DATA RECORDS
━━━━━━━━

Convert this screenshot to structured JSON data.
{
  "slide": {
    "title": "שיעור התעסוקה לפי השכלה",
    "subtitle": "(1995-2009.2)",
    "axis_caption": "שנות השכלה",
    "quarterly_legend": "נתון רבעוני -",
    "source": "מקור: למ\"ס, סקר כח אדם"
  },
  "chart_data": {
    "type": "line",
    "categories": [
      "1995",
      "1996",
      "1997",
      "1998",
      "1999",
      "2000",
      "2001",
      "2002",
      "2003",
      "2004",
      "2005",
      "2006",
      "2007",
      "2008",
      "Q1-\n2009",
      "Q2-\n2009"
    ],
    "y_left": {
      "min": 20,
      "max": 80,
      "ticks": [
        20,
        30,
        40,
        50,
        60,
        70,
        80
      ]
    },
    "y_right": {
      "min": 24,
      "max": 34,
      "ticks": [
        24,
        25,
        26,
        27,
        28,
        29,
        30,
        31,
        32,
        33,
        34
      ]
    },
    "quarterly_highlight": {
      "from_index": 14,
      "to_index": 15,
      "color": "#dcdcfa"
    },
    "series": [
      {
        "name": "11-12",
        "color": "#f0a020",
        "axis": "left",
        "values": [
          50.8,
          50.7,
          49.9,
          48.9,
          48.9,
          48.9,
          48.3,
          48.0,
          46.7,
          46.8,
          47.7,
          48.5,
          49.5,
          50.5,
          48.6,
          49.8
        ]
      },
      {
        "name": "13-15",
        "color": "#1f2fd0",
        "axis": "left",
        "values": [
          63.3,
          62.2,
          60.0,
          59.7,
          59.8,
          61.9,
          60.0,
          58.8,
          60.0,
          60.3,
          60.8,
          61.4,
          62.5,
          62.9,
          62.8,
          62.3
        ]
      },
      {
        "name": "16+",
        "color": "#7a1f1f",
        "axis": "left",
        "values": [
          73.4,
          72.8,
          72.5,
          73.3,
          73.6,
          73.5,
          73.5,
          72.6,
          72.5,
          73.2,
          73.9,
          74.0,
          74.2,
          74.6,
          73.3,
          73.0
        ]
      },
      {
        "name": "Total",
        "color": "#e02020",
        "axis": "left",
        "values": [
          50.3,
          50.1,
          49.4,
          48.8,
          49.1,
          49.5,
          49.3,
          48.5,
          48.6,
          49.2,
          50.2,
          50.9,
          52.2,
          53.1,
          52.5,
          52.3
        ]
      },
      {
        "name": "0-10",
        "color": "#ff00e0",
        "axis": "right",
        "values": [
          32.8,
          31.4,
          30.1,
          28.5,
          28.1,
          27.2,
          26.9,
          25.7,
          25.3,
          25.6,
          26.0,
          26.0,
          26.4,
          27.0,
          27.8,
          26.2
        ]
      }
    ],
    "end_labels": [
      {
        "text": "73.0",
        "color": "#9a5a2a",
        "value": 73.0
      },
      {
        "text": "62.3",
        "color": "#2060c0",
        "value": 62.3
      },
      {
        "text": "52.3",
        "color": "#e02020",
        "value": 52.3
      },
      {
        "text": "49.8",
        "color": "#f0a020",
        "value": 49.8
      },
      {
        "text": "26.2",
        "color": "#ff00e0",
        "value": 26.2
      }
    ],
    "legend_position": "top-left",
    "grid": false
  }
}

━━━━━━━━

INSTRUCTION
Locate all lines holding the word "color", then copy them out.

RESULT BELOW
      "color": "#dcdcfa"
        "color": "#f0a020",
        "color": "#1f2fd0",
        "color": "#7a1f1f",
        "color": "#e02020",
        "color": "#ff00e0",
        "color": "#9a5a2a",
        "color": "#2060c0",
        "color": "#e02020",
        "color": "#f0a020",
        "color": "#ff00e0",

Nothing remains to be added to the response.